## Task to complete:
Answer with one number only: the number of lines that contain "laccase".

(Structured figure records)

········

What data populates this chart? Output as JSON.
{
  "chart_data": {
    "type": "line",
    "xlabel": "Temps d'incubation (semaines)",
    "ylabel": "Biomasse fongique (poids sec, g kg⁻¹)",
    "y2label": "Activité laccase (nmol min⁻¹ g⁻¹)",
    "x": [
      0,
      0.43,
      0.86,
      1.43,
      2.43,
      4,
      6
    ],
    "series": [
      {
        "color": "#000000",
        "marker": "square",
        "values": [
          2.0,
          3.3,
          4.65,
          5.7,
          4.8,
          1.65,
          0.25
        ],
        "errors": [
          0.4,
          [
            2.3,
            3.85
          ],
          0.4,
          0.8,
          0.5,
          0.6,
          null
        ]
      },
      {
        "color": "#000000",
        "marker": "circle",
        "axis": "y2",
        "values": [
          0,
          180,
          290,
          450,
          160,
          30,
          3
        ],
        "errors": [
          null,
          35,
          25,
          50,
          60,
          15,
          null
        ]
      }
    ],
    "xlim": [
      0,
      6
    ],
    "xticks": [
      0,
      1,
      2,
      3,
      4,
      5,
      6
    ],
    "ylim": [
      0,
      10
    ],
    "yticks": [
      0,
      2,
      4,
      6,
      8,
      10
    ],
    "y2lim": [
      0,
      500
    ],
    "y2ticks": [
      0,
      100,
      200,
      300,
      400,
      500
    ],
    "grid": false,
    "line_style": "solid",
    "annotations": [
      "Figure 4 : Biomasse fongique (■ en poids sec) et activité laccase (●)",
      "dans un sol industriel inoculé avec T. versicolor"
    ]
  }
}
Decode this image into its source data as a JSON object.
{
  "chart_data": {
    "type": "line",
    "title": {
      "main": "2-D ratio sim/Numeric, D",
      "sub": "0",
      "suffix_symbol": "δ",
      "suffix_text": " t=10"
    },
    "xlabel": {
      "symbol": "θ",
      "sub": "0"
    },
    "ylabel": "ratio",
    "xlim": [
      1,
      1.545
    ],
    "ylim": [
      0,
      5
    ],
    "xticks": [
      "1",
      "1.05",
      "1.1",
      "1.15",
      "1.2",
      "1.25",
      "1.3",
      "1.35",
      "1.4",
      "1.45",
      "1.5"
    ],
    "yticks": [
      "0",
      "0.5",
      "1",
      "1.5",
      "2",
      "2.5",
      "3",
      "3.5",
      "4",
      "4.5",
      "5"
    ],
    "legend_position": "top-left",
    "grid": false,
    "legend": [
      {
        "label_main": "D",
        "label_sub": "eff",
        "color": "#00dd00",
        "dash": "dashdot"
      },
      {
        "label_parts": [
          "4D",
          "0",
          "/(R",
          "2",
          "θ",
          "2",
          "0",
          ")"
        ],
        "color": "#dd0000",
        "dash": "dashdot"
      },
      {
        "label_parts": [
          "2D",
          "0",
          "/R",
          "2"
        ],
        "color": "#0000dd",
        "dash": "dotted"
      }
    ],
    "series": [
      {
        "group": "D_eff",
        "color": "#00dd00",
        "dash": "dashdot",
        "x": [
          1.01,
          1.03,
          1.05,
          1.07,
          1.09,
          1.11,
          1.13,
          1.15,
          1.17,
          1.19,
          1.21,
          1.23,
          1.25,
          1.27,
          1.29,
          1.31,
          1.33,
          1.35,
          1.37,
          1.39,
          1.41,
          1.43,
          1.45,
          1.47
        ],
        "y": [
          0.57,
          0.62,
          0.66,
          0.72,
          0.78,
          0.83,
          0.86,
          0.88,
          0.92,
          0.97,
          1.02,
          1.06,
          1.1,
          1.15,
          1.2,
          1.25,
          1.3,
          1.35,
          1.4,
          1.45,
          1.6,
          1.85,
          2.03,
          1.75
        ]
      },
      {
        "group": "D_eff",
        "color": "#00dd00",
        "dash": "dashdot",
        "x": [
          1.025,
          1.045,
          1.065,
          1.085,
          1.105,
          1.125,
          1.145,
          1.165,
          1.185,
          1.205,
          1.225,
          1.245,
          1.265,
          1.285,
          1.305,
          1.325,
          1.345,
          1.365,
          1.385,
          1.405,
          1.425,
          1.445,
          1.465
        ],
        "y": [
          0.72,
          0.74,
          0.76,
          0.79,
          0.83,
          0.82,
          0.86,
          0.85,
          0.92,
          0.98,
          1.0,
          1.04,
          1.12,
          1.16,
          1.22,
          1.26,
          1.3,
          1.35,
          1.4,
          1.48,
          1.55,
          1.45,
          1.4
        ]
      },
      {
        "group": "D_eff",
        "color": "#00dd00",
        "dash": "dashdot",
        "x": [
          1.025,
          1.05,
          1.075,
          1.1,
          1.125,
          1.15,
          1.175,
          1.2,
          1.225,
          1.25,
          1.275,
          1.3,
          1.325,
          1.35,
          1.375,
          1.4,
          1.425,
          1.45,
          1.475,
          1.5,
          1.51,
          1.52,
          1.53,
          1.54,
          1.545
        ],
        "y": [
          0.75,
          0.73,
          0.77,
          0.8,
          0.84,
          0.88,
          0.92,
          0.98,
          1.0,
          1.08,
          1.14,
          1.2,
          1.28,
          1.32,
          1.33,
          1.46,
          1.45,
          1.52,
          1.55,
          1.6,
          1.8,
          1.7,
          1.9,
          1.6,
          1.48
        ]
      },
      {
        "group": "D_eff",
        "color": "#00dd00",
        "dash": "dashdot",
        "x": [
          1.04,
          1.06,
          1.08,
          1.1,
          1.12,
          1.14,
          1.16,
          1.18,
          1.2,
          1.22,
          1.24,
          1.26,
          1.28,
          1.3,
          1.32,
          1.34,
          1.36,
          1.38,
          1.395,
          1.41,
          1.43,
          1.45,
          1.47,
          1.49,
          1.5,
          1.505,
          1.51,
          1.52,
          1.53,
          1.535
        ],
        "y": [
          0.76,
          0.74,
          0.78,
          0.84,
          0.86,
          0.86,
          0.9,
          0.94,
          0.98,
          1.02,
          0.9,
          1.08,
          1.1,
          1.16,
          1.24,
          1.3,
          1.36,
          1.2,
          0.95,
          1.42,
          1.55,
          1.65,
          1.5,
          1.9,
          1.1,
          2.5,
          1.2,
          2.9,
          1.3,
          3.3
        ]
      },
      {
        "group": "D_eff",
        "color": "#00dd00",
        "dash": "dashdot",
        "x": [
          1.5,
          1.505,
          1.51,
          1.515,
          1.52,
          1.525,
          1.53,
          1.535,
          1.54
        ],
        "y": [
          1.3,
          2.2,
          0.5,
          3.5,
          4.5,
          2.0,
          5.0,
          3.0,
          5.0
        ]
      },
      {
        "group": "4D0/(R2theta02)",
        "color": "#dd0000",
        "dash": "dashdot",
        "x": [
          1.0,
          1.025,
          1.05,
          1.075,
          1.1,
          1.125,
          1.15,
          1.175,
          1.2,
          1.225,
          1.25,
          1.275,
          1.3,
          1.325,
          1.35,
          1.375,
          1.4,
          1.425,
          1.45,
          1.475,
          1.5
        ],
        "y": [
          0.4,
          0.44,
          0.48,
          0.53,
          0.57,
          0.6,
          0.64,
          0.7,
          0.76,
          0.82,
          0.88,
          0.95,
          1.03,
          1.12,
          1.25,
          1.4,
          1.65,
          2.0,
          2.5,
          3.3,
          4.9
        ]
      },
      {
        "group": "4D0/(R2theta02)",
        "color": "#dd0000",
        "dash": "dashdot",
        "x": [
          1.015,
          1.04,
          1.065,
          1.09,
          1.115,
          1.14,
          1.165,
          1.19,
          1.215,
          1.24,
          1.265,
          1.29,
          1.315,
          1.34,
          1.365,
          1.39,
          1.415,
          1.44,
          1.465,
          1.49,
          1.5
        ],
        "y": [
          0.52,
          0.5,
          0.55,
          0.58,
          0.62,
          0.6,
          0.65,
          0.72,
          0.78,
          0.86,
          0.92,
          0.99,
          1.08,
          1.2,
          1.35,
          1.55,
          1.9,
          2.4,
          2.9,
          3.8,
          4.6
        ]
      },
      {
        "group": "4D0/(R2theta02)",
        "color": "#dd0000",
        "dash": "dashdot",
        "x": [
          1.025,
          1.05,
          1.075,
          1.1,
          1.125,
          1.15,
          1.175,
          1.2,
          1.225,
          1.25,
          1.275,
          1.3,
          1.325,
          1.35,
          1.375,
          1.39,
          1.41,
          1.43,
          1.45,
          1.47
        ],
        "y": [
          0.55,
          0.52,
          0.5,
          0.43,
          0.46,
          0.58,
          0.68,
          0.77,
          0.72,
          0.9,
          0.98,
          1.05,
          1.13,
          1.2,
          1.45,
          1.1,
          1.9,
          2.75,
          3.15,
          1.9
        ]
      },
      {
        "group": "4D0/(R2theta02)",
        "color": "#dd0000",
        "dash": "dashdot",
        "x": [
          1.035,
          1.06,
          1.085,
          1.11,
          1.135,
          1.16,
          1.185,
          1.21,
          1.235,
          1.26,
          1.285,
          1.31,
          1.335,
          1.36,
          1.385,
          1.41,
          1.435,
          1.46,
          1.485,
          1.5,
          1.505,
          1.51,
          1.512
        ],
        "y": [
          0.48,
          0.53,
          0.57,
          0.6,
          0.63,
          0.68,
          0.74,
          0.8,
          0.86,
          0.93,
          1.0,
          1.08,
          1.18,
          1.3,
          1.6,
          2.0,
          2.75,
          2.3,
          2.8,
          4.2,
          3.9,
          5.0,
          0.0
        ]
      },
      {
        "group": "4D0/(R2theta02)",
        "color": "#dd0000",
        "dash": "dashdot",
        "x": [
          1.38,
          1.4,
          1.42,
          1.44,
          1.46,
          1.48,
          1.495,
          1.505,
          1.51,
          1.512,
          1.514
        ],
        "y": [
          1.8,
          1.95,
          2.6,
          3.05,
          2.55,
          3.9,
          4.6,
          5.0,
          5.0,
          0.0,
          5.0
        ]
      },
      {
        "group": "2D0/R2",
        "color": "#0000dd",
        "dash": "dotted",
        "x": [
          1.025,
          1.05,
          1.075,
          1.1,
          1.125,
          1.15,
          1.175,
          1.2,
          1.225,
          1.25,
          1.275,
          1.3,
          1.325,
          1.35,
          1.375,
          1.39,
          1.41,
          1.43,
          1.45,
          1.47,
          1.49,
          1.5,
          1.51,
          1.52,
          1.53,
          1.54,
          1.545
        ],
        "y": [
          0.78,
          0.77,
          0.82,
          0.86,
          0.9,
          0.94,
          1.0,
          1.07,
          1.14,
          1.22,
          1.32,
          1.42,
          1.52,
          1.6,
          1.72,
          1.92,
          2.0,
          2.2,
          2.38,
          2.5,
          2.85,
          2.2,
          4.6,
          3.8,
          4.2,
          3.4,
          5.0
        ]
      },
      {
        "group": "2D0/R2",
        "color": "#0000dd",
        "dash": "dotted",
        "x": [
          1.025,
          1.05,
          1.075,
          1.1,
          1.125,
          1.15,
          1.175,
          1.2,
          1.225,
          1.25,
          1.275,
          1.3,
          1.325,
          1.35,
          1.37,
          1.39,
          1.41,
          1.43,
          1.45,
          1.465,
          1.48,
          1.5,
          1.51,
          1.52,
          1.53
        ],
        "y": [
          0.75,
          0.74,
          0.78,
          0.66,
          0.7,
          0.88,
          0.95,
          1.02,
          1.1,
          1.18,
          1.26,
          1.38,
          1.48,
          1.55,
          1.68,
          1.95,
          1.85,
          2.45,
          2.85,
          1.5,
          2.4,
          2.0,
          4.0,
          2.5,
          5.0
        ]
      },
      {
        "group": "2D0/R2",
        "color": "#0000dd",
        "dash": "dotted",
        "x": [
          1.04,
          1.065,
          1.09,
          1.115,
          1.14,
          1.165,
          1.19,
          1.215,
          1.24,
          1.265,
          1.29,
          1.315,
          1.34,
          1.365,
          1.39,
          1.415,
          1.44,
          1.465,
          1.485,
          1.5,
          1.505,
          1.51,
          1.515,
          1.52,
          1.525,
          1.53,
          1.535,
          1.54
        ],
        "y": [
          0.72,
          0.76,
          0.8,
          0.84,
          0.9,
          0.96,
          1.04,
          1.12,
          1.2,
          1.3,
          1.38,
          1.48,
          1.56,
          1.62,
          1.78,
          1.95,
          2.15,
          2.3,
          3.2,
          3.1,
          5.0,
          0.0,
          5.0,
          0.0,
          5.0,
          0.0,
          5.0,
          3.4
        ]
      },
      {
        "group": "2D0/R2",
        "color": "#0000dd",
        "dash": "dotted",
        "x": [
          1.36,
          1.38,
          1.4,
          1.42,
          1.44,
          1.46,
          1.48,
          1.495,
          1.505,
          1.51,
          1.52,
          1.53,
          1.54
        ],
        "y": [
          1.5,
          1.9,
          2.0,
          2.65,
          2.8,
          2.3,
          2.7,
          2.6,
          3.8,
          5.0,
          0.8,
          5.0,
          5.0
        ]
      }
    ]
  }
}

········

## Written solution:
2